Stated problem - Can you copy each of the lines below word for word, leaving out the pictures?

Input records -
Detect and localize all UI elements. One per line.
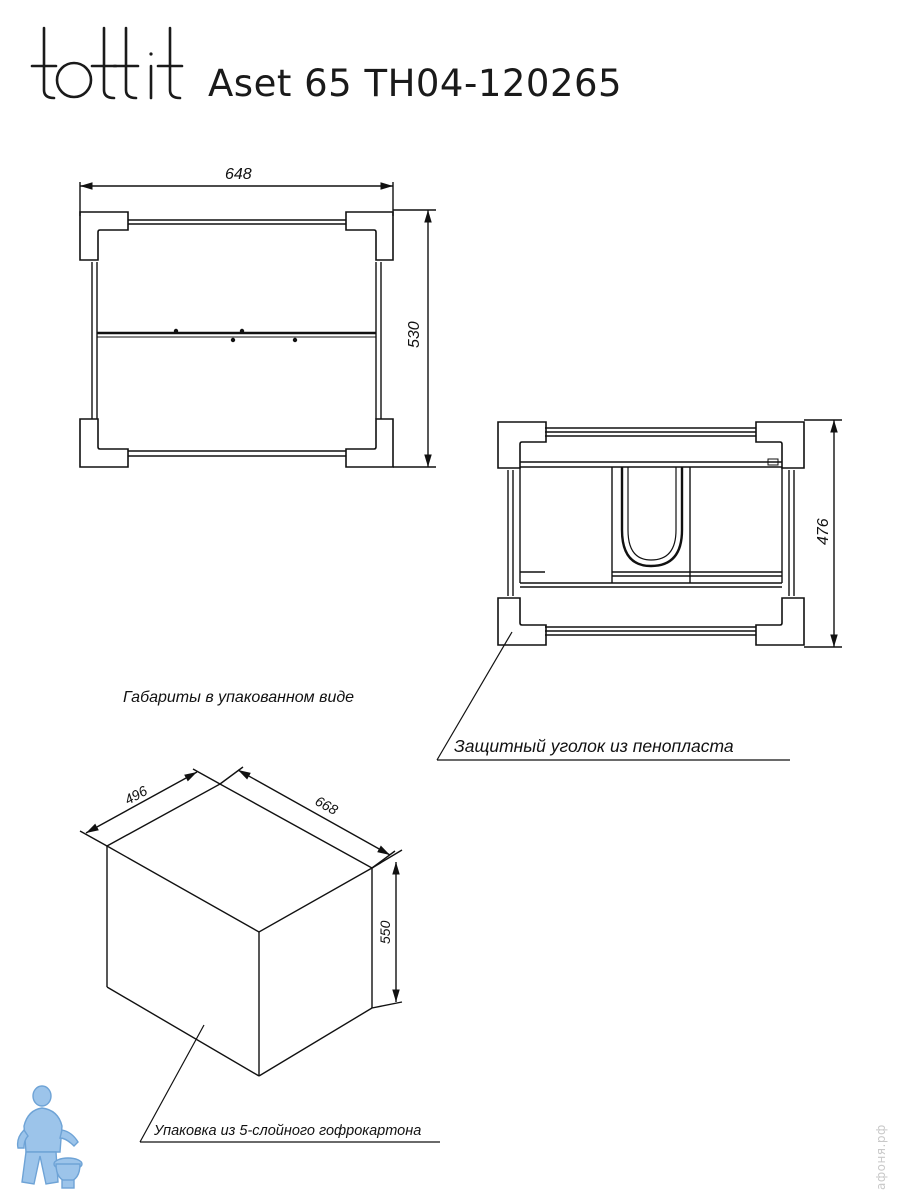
logo-text: tottit: [30, 20, 32, 21]
side-view-height-dim: 476: [815, 518, 832, 545]
top-view: [80, 182, 436, 467]
packaging-depth-dim: 496: [121, 782, 150, 808]
plumber-mascot-icon: [8, 1082, 88, 1194]
watermark: афоня.рф: [874, 1124, 888, 1190]
top-view-holes: [174, 329, 297, 342]
top-view-depth-dim: 530: [406, 321, 423, 348]
packaging-material-label: Упаковка из 5-слойного гофрокартона: [154, 1123, 422, 1139]
packaging-height-dim: 550: [377, 920, 393, 944]
packaging-heading: Габариты в упакованном виде: [123, 689, 355, 706]
side-view: [437, 420, 842, 760]
product-title: Aset 65 TH04-120265: [208, 62, 623, 105]
packaging-width-dim: 668: [312, 792, 341, 818]
foam-corner-label: Защитный уголок из пенопласта: [454, 736, 734, 756]
packaging-box: [80, 767, 440, 1142]
top-view-width-dim: 648: [225, 166, 252, 183]
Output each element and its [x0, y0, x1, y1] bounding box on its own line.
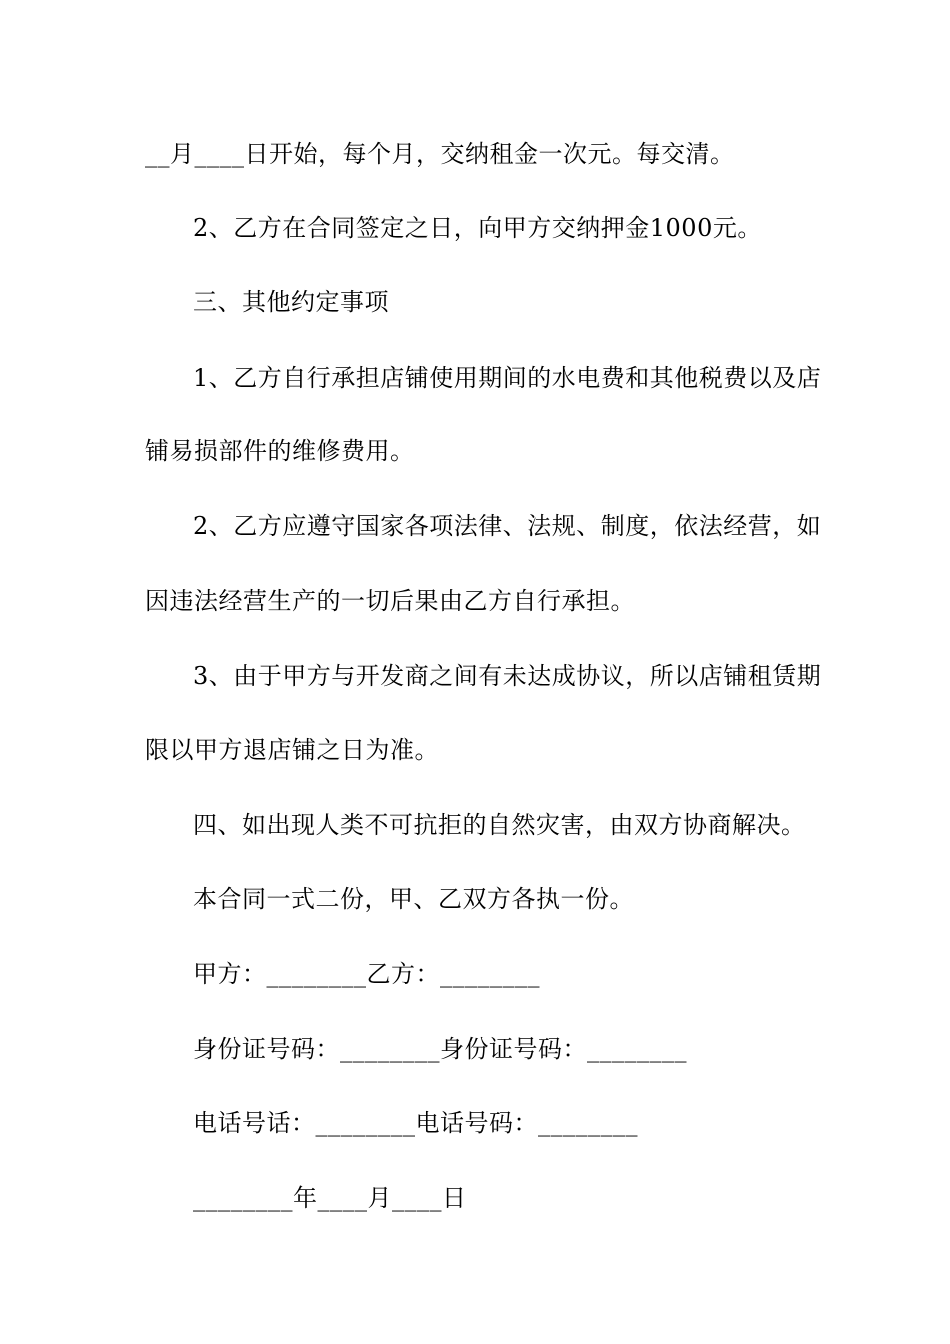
section-heading-other-terms: 三、其他约定事项	[193, 288, 389, 316]
paragraph-lease-term-line-1: 3、由于甲方与开发商之间有未达成协议，所以店铺租赁期	[193, 662, 822, 690]
paragraph-rent-schedule-continued: __月____日开始，每个月，交纳租金一次元。每交清。	[145, 140, 735, 168]
paragraph-deposit: 2、乙方在合同签定之日，向甲方交纳押金1000元。	[193, 214, 762, 242]
paragraph-lease-term-line-2: 限以甲方退店铺之日为准。	[145, 736, 439, 764]
paragraph-copies: 本合同一式二份，甲、乙双方各执一份。	[193, 885, 634, 913]
paragraph-laws-line-2: 因违法经营生产的一切后果由乙方自行承担。	[145, 587, 635, 615]
date-line: ________年____月____日	[193, 1184, 467, 1212]
phone-number-line: 电话号话：________电话号码：________	[193, 1109, 638, 1137]
paragraph-utilities-line-2: 铺易损部件的维修费用。	[145, 437, 415, 465]
paragraph-laws-line-1: 2、乙方应遵守国家各项法律、法规、制度，依法经营，如	[193, 512, 822, 540]
paragraph-utilities-line-1: 1、乙方自行承担店铺使用期间的水电费和其他税费以及店	[193, 364, 822, 392]
section-force-majeure: 四、如出现人类不可抗拒的自然灾害，由双方协商解决。	[193, 811, 806, 839]
id-number-line: 身份证号码：________身份证号码：________	[193, 1035, 687, 1063]
signature-parties-line: 甲方：________乙方：________	[193, 960, 540, 988]
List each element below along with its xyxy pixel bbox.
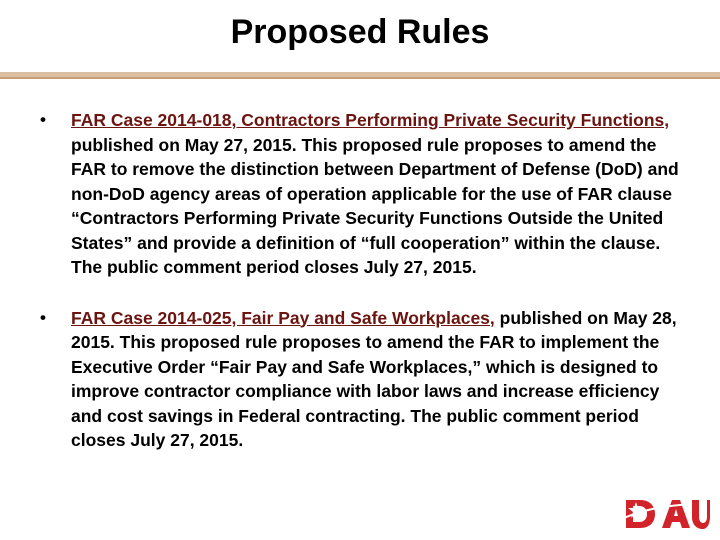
bullet-item	[0, 306, 720, 453]
bullet-marker: •	[40, 307, 46, 327]
bullet-text: published on May 28, 2015. This proposed rule proposes to amend the FAR to implement the Executive Order “Fair Pay and Safe Workplaces,” which is designed to improve contractor compliance with labor laws and increase efficiency and cost savings in Federal contracting. The public comment period closes July 27, 2015.	[71, 307, 677, 450]
dau-logo	[622, 496, 710, 530]
bullet-marker: •	[40, 110, 46, 129]
far-case-link[interactable]: FAR Case 2014-018, Contractors Performing Private Security Functions,	[71, 110, 670, 130]
bullet-item	[0, 108, 720, 280]
bullet-text: published on May 27, 2015. This proposed rule proposes to amend the FAR to remove the distinction between Department of Defense (DoD) and non-DoD agency areas of operation applicable for the use of FAR clause “Contractors Performing Private Security Functions Outside the United States” and provide a definition of “full cooperation” within the clause. The public comment period closes July 27, 2015.	[71, 134, 679, 277]
far-case-link[interactable]: FAR Case 2014-025, Fair Pay and Safe Workplaces,	[71, 307, 495, 328]
slide-title: Proposed Rules	[230, 13, 490, 51]
bullet-list	[0, 108, 720, 453]
title-divider-line	[0, 77, 720, 79]
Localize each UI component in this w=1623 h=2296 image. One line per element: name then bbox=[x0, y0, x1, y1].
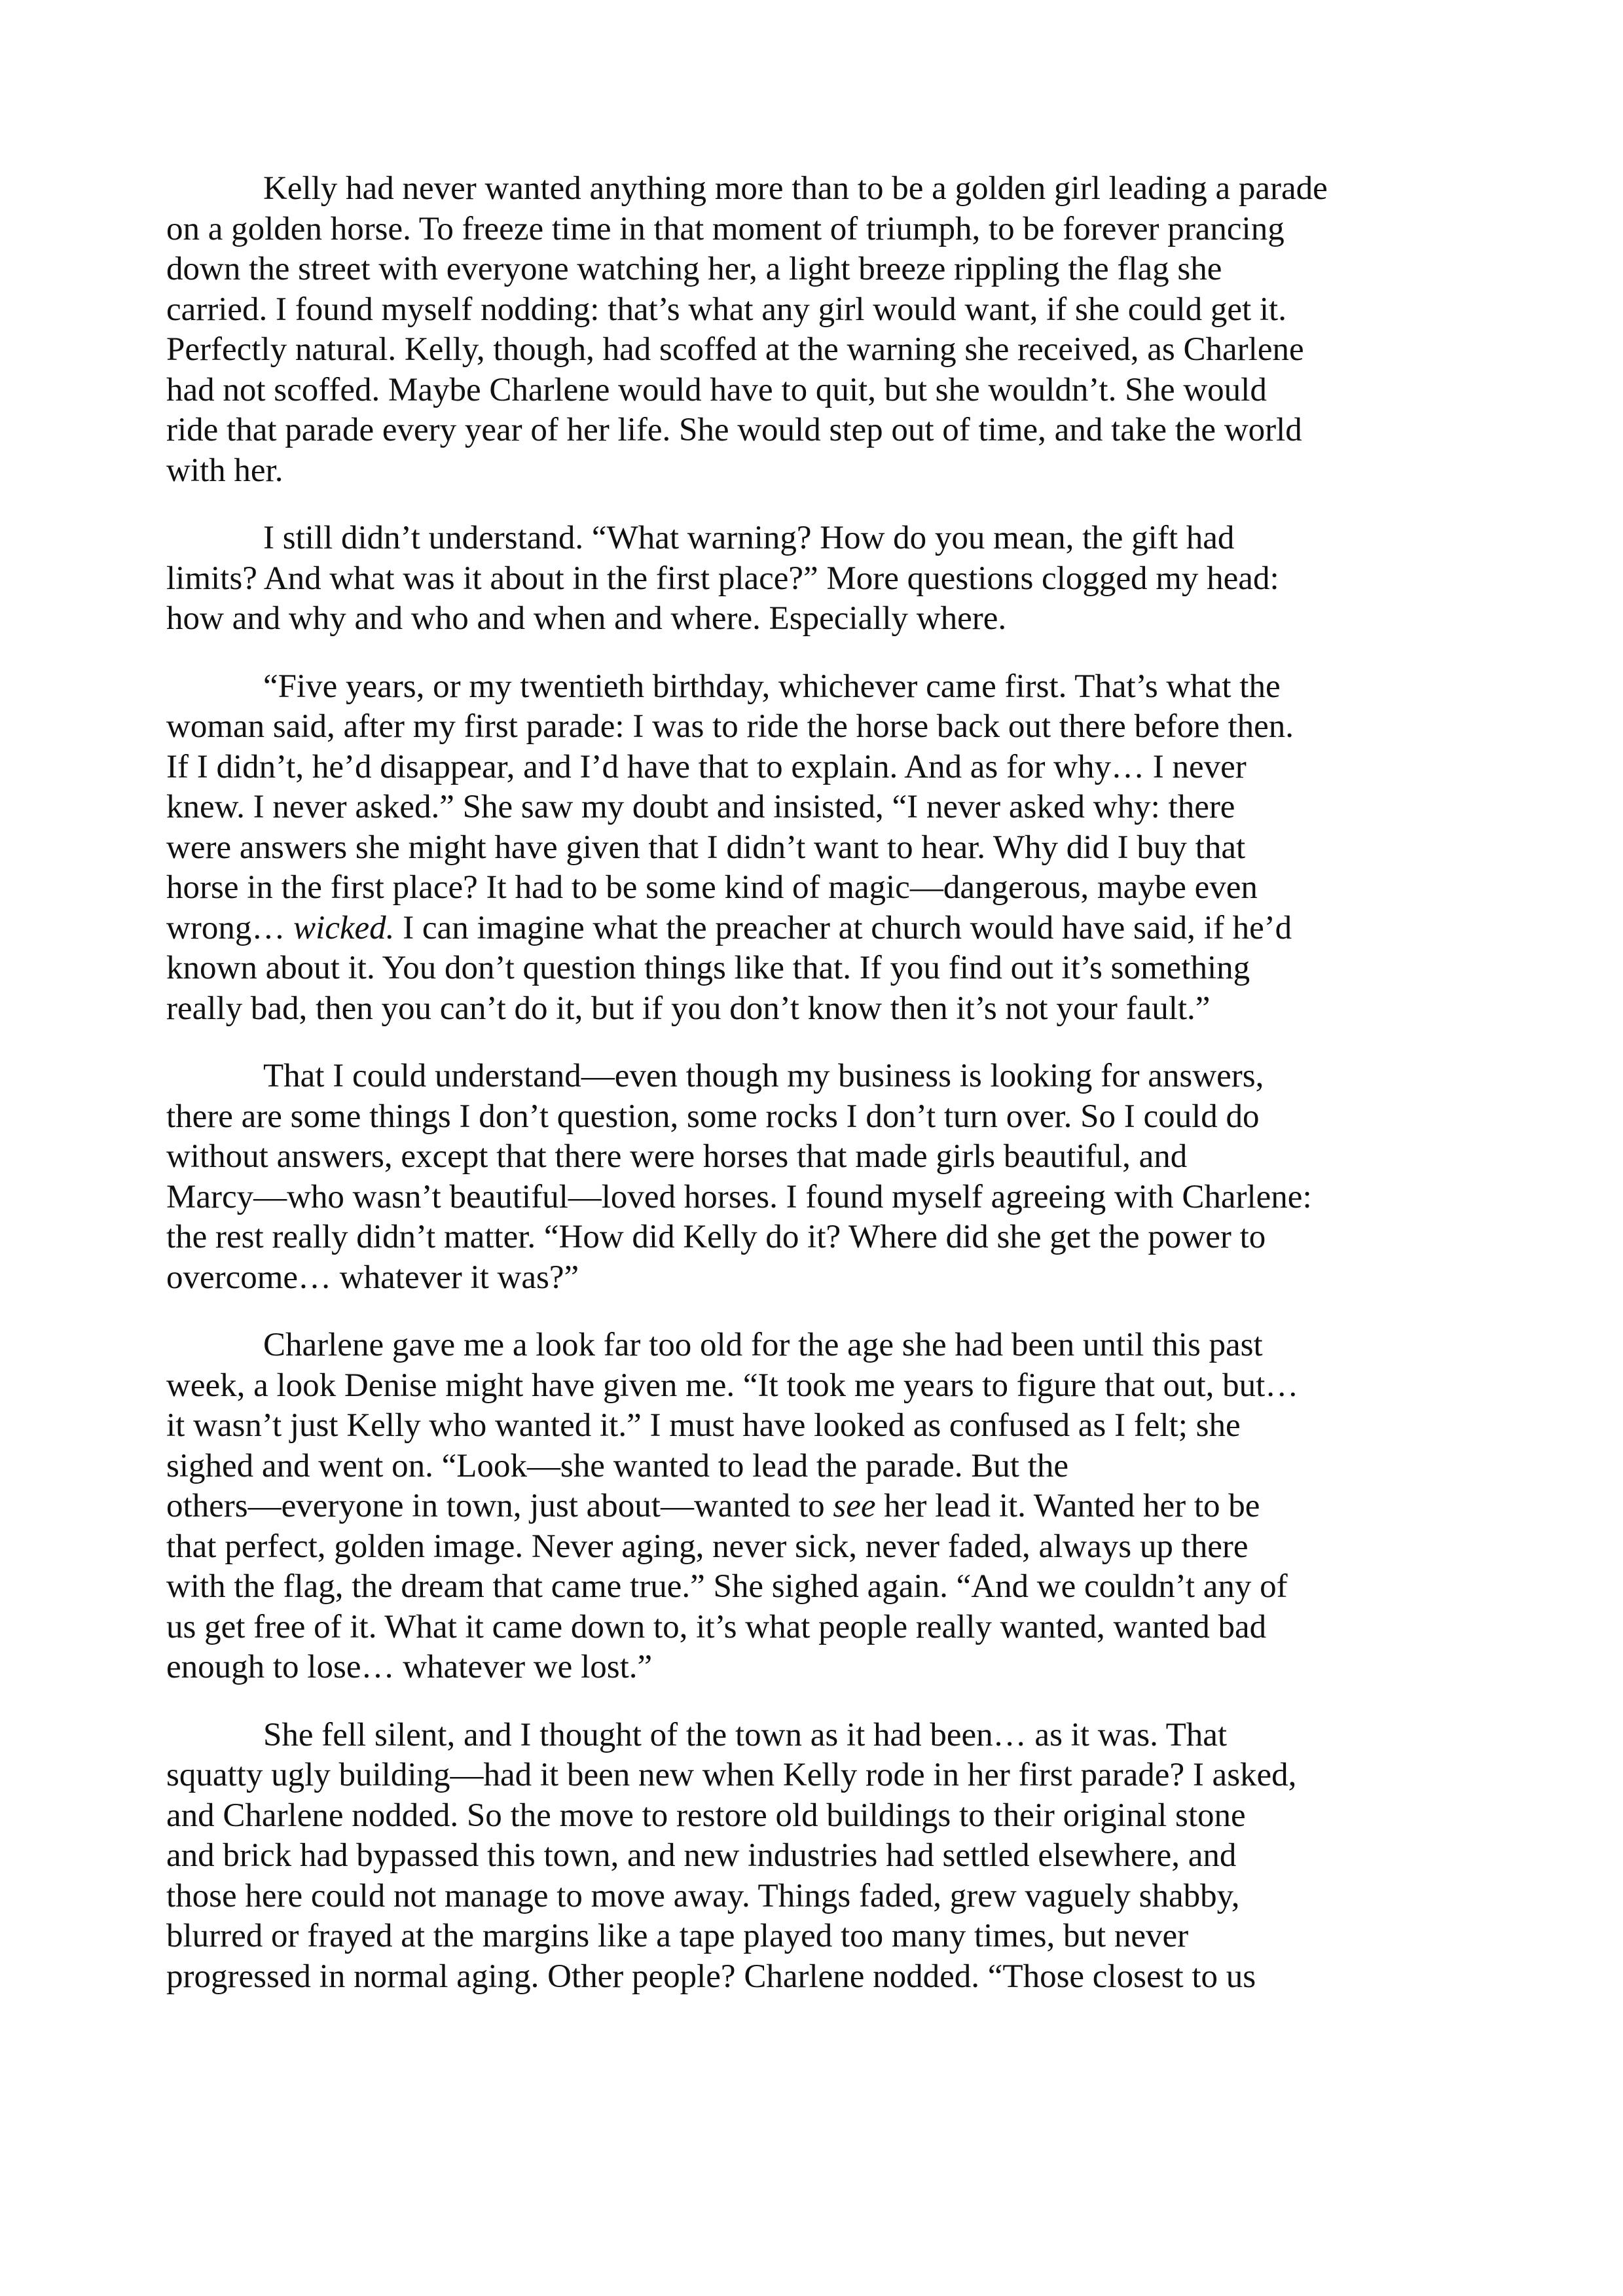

Result of the task -
Detect and localize all UI elements. One per line.
logo-text: tottit: [30, 20, 32, 21]
side-view-height-dim: 476: [815, 518, 832, 545]
top-view: [80, 182, 436, 467]
packaging-depth-dim: 496: [121, 782, 150, 808]
plumber-mascot-icon: [8, 1082, 88, 1194]
watermark: афоня.рф: [874, 1124, 888, 1190]
top-view-holes: [174, 329, 297, 342]
top-view-depth-dim: 530: [406, 321, 423, 348]
packaging-material-label: Упаковка из 5-слойного гофрокартона: [154, 1123, 422, 1139]
packaging-height-dim: 550: [377, 920, 393, 944]
packaging-heading: Габариты в упакованном виде: [123, 689, 355, 706]
side-view: [437, 420, 842, 760]
product-title: Aset 65 TH04-120265: [208, 62, 623, 105]
packaging-width-dim: 668: [312, 792, 341, 818]
foam-corner-label: Защитный уголок из пенопласта: [454, 736, 734, 756]
packaging-box: [80, 767, 440, 1142]
top-view-width-dim: 648: [225, 166, 252, 183]
Output each element and its [x0, y0, x1, y1] bounding box on its own line.
section-heading-other-terms: 三、其他约定事项	[193, 288, 389, 316]
paragraph-lease-term-line-1: 3、由于甲方与开发商之间有未达成协议，所以店铺租赁期	[193, 662, 822, 690]
paragraph-rent-schedule-continued: __月____日开始，每个月，交纳租金一次元。每交清。	[145, 140, 735, 168]
paragraph-deposit: 2、乙方在合同签定之日，向甲方交纳押金1000元。	[193, 214, 762, 242]
paragraph-lease-term-line-2: 限以甲方退店铺之日为准。	[145, 736, 439, 764]
paragraph-copies: 本合同一式二份，甲、乙双方各执一份。	[193, 885, 634, 913]
paragraph-laws-line-2: 因违法经营生产的一切后果由乙方自行承担。	[145, 587, 635, 615]
date-line: ________年____月____日	[193, 1184, 467, 1212]
phone-number-line: 电话号话：________电话号码：________	[193, 1109, 638, 1137]
paragraph-utilities-line-2: 铺易损部件的维修费用。	[145, 437, 415, 465]
paragraph-laws-line-1: 2、乙方应遵守国家各项法律、法规、制度，依法经营，如	[193, 512, 822, 540]
paragraph-utilities-line-1: 1、乙方自行承担店铺使用期间的水电费和其他税费以及店	[193, 364, 822, 392]
section-force-majeure: 四、如出现人类不可抗拒的自然灾害，由双方协商解决。	[193, 811, 806, 839]
id-number-line: 身份证号码：________身份证号码：________	[193, 1035, 687, 1063]
signature-parties-line: 甲方：________乙方：________	[193, 960, 540, 988]
List each element below along with its xyxy pixel bbox.
bullet-item	[0, 306, 720, 453]
bullet-marker: •	[40, 307, 46, 327]
bullet-text: published on May 28, 2015. This proposed rule proposes to amend the FAR to implement the Executive Order “Fair Pay and Safe Workplaces,” which is designed to improve contractor compliance with labor laws and increase efficiency and cost savings in Federal contracting. The public comment period closes July 27, 2015.	[71, 307, 677, 450]
dau-logo	[622, 496, 710, 530]
bullet-marker: •	[40, 110, 46, 129]
far-case-link[interactable]: FAR Case 2014-018, Contractors Performing Private Security Functions,	[71, 110, 670, 130]
bullet-item	[0, 108, 720, 280]
bullet-text: published on May 27, 2015. This proposed rule proposes to amend the FAR to remove the distinction between Department of Defense (DoD) and non-DoD agency areas of operation applicable for the use of FAR clause “Contractors Performing Private Security Functions Outside the United States” and provide a definition of “full cooperation” within the clause. The public comment period closes July 27, 2015.	[71, 134, 679, 277]
far-case-link[interactable]: FAR Case 2014-025, Fair Pay and Safe Workplaces,	[71, 307, 495, 328]
slide-title: Proposed Rules	[230, 13, 490, 51]
bullet-list	[0, 108, 720, 453]
title-divider-line	[0, 77, 720, 79]
Localize each UI component in this w=1623 h=2296 image. One line per element: name then bbox=[x0, y0, x1, y1].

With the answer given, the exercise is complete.